(WHAT YOU HAVE TO DO) Copy every line of the listing exactly.

(PROVIDED MATERIAL)
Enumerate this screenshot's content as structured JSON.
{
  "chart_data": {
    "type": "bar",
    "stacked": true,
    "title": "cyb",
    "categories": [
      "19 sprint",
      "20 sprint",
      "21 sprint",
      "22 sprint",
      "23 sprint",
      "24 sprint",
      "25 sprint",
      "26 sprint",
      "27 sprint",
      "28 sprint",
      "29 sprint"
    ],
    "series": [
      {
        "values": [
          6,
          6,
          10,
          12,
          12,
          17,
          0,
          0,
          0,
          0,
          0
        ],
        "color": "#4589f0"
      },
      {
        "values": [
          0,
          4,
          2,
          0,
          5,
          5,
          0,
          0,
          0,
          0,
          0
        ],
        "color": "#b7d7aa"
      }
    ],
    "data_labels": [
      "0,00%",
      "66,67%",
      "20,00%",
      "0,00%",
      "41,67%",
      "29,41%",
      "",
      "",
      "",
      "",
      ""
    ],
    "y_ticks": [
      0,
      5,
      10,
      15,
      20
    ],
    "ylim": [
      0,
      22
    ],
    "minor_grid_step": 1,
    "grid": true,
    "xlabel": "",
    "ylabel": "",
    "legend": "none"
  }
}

(SOLUTION)
Enumerate this screenshot's content as structured JSON.
{
  "chart_data": {
    "type": "bar",
    "stacked": true,
    "title": "cyb",
    "categories": [
      "19 sprint",
      "20 sprint",
      "21 sprint",
      "22 sprint",
      "23 sprint",
      "24 sprint",
      "25 sprint",
      "26 sprint",
      "27 sprint",
      "28 sprint",
      "29 sprint"
    ],
    "series": [
      {
        "values": [
          6,
          6,
          10,
          12,
          12,
          17,
          0,
          0,
          0,
          0,
          0
        ],
        "color": "#4589f0"
      },
      {
        "values": [
          0,
          4,
          2,
          0,
          5,
          5,
          0,
          0,
          0,
          0,
          0
        ],
        "color": "#b7d7aa"
      }
    ],
    "data_labels": [
      "0,00%",
      "66,67%",
      "20,00%",
      "0,00%",
      "41,67%",
      "29,41%",
      "",
      "",
      "",
      "",
      ""
    ],
    "y_ticks": [
      0,
      5,
      10,
      15,
      20
    ],
    "ylim": [
      0,
      22
    ],
    "minor_grid_step": 1,
    "grid": true,
    "xlabel": "",
    "ylabel": "",
    "legend": "none"
  }
}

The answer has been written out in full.